**PROBLEM DESCRIPTION**
Set down the data below without change, skipping the pictures it holds.

**EXCERPTED DATA**
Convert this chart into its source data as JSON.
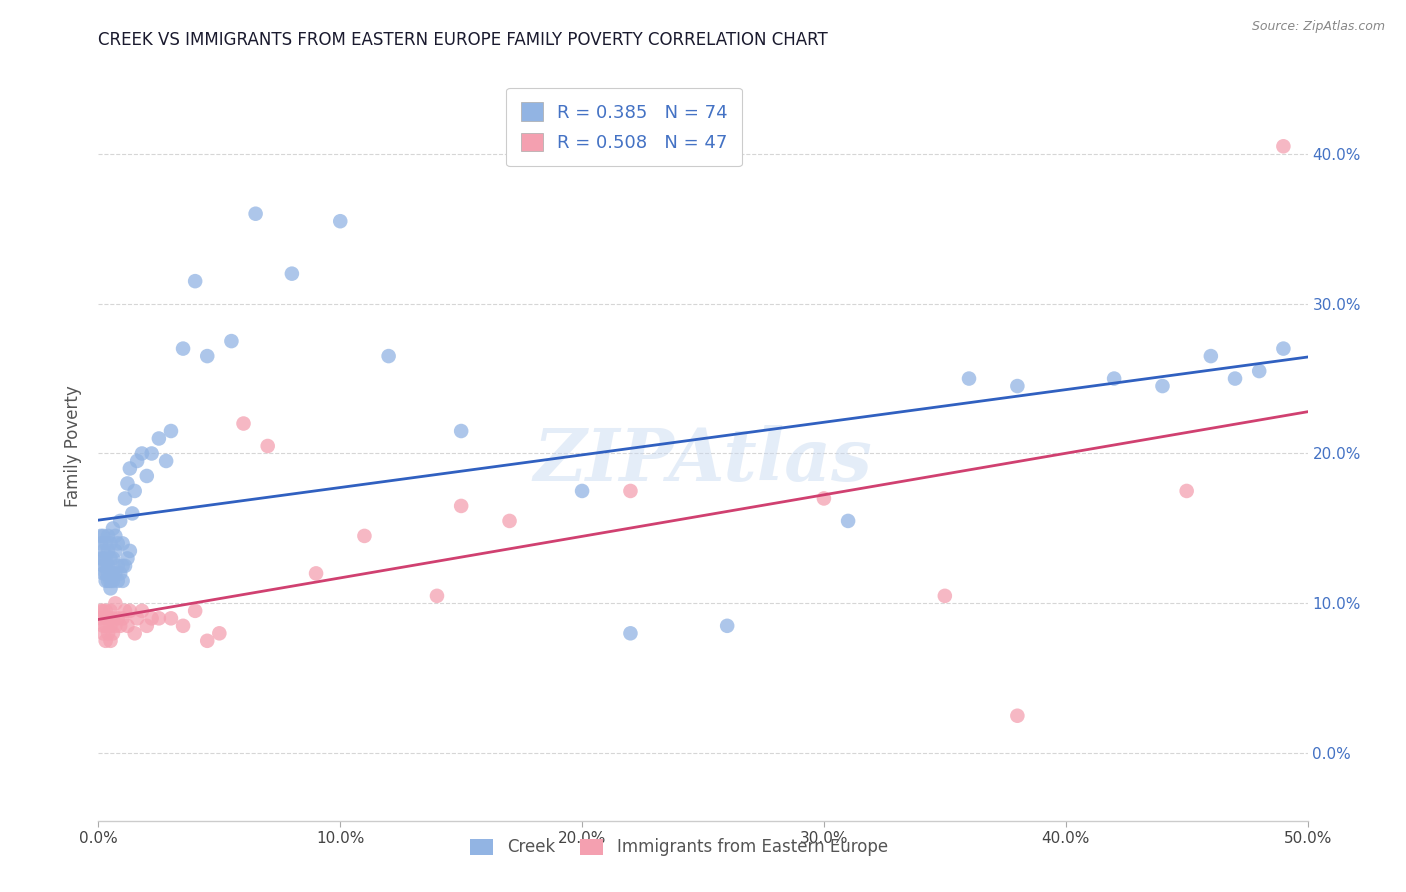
{
  "title": "CREEK VS IMMIGRANTS FROM EASTERN EUROPE FAMILY POVERTY CORRELATION CHART",
  "source": "Source: ZipAtlas.com",
  "ylabel": "Family Poverty",
  "xlim": [
    0.0,
    0.5
  ],
  "ylim": [
    -0.045,
    0.455
  ],
  "xticks": [
    0.0,
    0.1,
    0.2,
    0.3,
    0.4,
    0.5
  ],
  "yticks": [
    0.0,
    0.1,
    0.2,
    0.3,
    0.4
  ],
  "ytick_labels_right": [
    "0.0%",
    "10.0%",
    "20.0%",
    "30.0%",
    "40.0%"
  ],
  "xtick_labels": [
    "0.0%",
    "10.0%",
    "20.0%",
    "30.0%",
    "40.0%",
    "50.0%"
  ],
  "creek_R": 0.385,
  "creek_N": 74,
  "eastern_R": 0.508,
  "eastern_N": 47,
  "creek_color": "#92b4e3",
  "eastern_color": "#f4a0b0",
  "creek_line_color": "#3060c0",
  "eastern_line_color": "#d04070",
  "legend_label_creek": "Creek",
  "legend_label_eastern": "Immigrants from Eastern Europe",
  "watermark": "ZIPAtlas",
  "background_color": "#ffffff",
  "grid_color": "#cccccc",
  "creek_x": [
    0.001,
    0.001,
    0.001,
    0.002,
    0.002,
    0.002,
    0.002,
    0.002,
    0.003,
    0.003,
    0.003,
    0.003,
    0.003,
    0.004,
    0.004,
    0.004,
    0.004,
    0.004,
    0.005,
    0.005,
    0.005,
    0.005,
    0.005,
    0.006,
    0.006,
    0.006,
    0.006,
    0.007,
    0.007,
    0.007,
    0.008,
    0.008,
    0.008,
    0.009,
    0.009,
    0.01,
    0.01,
    0.01,
    0.011,
    0.011,
    0.012,
    0.012,
    0.013,
    0.013,
    0.014,
    0.015,
    0.016,
    0.018,
    0.02,
    0.022,
    0.025,
    0.028,
    0.03,
    0.035,
    0.04,
    0.045,
    0.055,
    0.065,
    0.08,
    0.1,
    0.12,
    0.15,
    0.2,
    0.22,
    0.26,
    0.31,
    0.36,
    0.38,
    0.42,
    0.44,
    0.46,
    0.47,
    0.48,
    0.49
  ],
  "creek_y": [
    0.13,
    0.14,
    0.145,
    0.12,
    0.125,
    0.13,
    0.135,
    0.145,
    0.115,
    0.12,
    0.125,
    0.13,
    0.14,
    0.115,
    0.12,
    0.125,
    0.135,
    0.145,
    0.11,
    0.115,
    0.12,
    0.13,
    0.14,
    0.115,
    0.12,
    0.13,
    0.15,
    0.12,
    0.135,
    0.145,
    0.115,
    0.125,
    0.14,
    0.12,
    0.155,
    0.115,
    0.125,
    0.14,
    0.125,
    0.17,
    0.13,
    0.18,
    0.135,
    0.19,
    0.16,
    0.175,
    0.195,
    0.2,
    0.185,
    0.2,
    0.21,
    0.195,
    0.215,
    0.27,
    0.315,
    0.265,
    0.275,
    0.36,
    0.32,
    0.355,
    0.265,
    0.215,
    0.175,
    0.08,
    0.085,
    0.155,
    0.25,
    0.245,
    0.25,
    0.245,
    0.265,
    0.25,
    0.255,
    0.27
  ],
  "eastern_x": [
    0.001,
    0.001,
    0.002,
    0.002,
    0.002,
    0.003,
    0.003,
    0.003,
    0.004,
    0.004,
    0.005,
    0.005,
    0.005,
    0.006,
    0.006,
    0.007,
    0.007,
    0.008,
    0.009,
    0.01,
    0.011,
    0.012,
    0.013,
    0.015,
    0.016,
    0.018,
    0.02,
    0.022,
    0.025,
    0.03,
    0.035,
    0.04,
    0.045,
    0.05,
    0.06,
    0.07,
    0.09,
    0.11,
    0.14,
    0.15,
    0.17,
    0.22,
    0.3,
    0.35,
    0.38,
    0.45,
    0.49
  ],
  "eastern_y": [
    0.09,
    0.095,
    0.08,
    0.085,
    0.095,
    0.075,
    0.085,
    0.095,
    0.08,
    0.09,
    0.075,
    0.085,
    0.095,
    0.08,
    0.09,
    0.085,
    0.1,
    0.09,
    0.085,
    0.09,
    0.095,
    0.085,
    0.095,
    0.08,
    0.09,
    0.095,
    0.085,
    0.09,
    0.09,
    0.09,
    0.085,
    0.095,
    0.075,
    0.08,
    0.22,
    0.205,
    0.12,
    0.145,
    0.105,
    0.165,
    0.155,
    0.175,
    0.17,
    0.105,
    0.025,
    0.175,
    0.405
  ]
}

**WORKED SOLUTION**
Convert this chart into its source data as JSON.
{
  "title": "CREEK VS IMMIGRANTS FROM EASTERN EUROPE FAMILY POVERTY CORRELATION CHART",
  "source": "Source: ZipAtlas.com",
  "ylabel": "Family Poverty",
  "xlim": [
    0.0,
    0.5
  ],
  "ylim": [
    -0.045,
    0.455
  ],
  "xticks": [
    0.0,
    0.1,
    0.2,
    0.3,
    0.4,
    0.5
  ],
  "yticks": [
    0.0,
    0.1,
    0.2,
    0.3,
    0.4
  ],
  "ytick_labels_right": [
    "0.0%",
    "10.0%",
    "20.0%",
    "30.0%",
    "40.0%"
  ],
  "xtick_labels": [
    "0.0%",
    "10.0%",
    "20.0%",
    "30.0%",
    "40.0%",
    "50.0%"
  ],
  "creek_R": 0.385,
  "creek_N": 74,
  "eastern_R": 0.508,
  "eastern_N": 47,
  "creek_color": "#92b4e3",
  "eastern_color": "#f4a0b0",
  "creek_line_color": "#3060c0",
  "eastern_line_color": "#d04070",
  "legend_label_creek": "Creek",
  "legend_label_eastern": "Immigrants from Eastern Europe",
  "watermark": "ZIPAtlas",
  "background_color": "#ffffff",
  "grid_color": "#cccccc",
  "creek_x": [
    0.001,
    0.001,
    0.001,
    0.002,
    0.002,
    0.002,
    0.002,
    0.002,
    0.003,
    0.003,
    0.003,
    0.003,
    0.003,
    0.004,
    0.004,
    0.004,
    0.004,
    0.004,
    0.005,
    0.005,
    0.005,
    0.005,
    0.005,
    0.006,
    0.006,
    0.006,
    0.006,
    0.007,
    0.007,
    0.007,
    0.008,
    0.008,
    0.008,
    0.009,
    0.009,
    0.01,
    0.01,
    0.01,
    0.011,
    0.011,
    0.012,
    0.012,
    0.013,
    0.013,
    0.014,
    0.015,
    0.016,
    0.018,
    0.02,
    0.022,
    0.025,
    0.028,
    0.03,
    0.035,
    0.04,
    0.045,
    0.055,
    0.065,
    0.08,
    0.1,
    0.12,
    0.15,
    0.2,
    0.22,
    0.26,
    0.31,
    0.36,
    0.38,
    0.42,
    0.44,
    0.46,
    0.47,
    0.48,
    0.49
  ],
  "creek_y": [
    0.13,
    0.14,
    0.145,
    0.12,
    0.125,
    0.13,
    0.135,
    0.145,
    0.115,
    0.12,
    0.125,
    0.13,
    0.14,
    0.115,
    0.12,
    0.125,
    0.135,
    0.145,
    0.11,
    0.115,
    0.12,
    0.13,
    0.14,
    0.115,
    0.12,
    0.13,
    0.15,
    0.12,
    0.135,
    0.145,
    0.115,
    0.125,
    0.14,
    0.12,
    0.155,
    0.115,
    0.125,
    0.14,
    0.125,
    0.17,
    0.13,
    0.18,
    0.135,
    0.19,
    0.16,
    0.175,
    0.195,
    0.2,
    0.185,
    0.2,
    0.21,
    0.195,
    0.215,
    0.27,
    0.315,
    0.265,
    0.275,
    0.36,
    0.32,
    0.355,
    0.265,
    0.215,
    0.175,
    0.08,
    0.085,
    0.155,
    0.25,
    0.245,
    0.25,
    0.245,
    0.265,
    0.25,
    0.255,
    0.27
  ],
  "eastern_x": [
    0.001,
    0.001,
    0.002,
    0.002,
    0.002,
    0.003,
    0.003,
    0.003,
    0.004,
    0.004,
    0.005,
    0.005,
    0.005,
    0.006,
    0.006,
    0.007,
    0.007,
    0.008,
    0.009,
    0.01,
    0.011,
    0.012,
    0.013,
    0.015,
    0.016,
    0.018,
    0.02,
    0.022,
    0.025,
    0.03,
    0.035,
    0.04,
    0.045,
    0.05,
    0.06,
    0.07,
    0.09,
    0.11,
    0.14,
    0.15,
    0.17,
    0.22,
    0.3,
    0.35,
    0.38,
    0.45,
    0.49
  ],
  "eastern_y": [
    0.09,
    0.095,
    0.08,
    0.085,
    0.095,
    0.075,
    0.085,
    0.095,
    0.08,
    0.09,
    0.075,
    0.085,
    0.095,
    0.08,
    0.09,
    0.085,
    0.1,
    0.09,
    0.085,
    0.09,
    0.095,
    0.085,
    0.095,
    0.08,
    0.09,
    0.095,
    0.085,
    0.09,
    0.09,
    0.09,
    0.085,
    0.095,
    0.075,
    0.08,
    0.22,
    0.205,
    0.12,
    0.145,
    0.105,
    0.165,
    0.155,
    0.175,
    0.17,
    0.105,
    0.025,
    0.175,
    0.405
  ]
}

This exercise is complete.